# To do:
Where a line contains the word "JSON", copy that line.

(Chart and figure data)
===============

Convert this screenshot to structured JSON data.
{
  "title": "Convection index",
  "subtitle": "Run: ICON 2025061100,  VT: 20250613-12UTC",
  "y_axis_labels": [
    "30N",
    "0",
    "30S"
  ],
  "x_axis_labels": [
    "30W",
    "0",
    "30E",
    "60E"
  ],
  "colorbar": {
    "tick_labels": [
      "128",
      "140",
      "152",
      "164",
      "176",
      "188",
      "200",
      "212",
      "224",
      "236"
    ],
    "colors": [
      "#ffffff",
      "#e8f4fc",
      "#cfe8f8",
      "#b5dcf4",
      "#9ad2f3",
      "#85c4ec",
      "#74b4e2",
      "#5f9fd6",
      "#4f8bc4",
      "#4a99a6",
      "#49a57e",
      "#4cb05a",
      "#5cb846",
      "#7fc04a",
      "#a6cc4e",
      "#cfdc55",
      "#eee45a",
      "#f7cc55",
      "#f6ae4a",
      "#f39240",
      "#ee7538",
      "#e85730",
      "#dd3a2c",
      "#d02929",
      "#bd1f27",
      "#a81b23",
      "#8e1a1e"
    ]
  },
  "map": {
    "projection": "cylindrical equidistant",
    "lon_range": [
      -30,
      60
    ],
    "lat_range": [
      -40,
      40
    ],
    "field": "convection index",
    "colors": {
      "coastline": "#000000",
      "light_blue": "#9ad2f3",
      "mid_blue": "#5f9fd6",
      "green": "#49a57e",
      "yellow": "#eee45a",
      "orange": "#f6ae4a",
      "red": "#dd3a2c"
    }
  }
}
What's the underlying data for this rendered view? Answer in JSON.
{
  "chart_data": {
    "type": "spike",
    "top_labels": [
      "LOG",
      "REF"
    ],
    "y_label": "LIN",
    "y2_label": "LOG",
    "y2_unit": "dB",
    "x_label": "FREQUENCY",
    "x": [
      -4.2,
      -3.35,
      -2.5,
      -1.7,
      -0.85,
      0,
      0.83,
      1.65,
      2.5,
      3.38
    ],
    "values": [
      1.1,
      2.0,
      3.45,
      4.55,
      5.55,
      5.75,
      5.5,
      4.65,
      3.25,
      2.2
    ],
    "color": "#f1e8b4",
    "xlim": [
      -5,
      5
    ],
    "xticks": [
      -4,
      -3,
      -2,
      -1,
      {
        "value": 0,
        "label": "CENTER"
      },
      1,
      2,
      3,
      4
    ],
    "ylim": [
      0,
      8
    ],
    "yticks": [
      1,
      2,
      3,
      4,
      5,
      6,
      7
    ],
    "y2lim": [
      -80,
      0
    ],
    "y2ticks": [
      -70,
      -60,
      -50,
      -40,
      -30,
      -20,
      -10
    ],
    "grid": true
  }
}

===============

# Solution for this task:
Convert this screenshot to structured JSON data.
What's the underlying data for this rendered view? Answer in JSON.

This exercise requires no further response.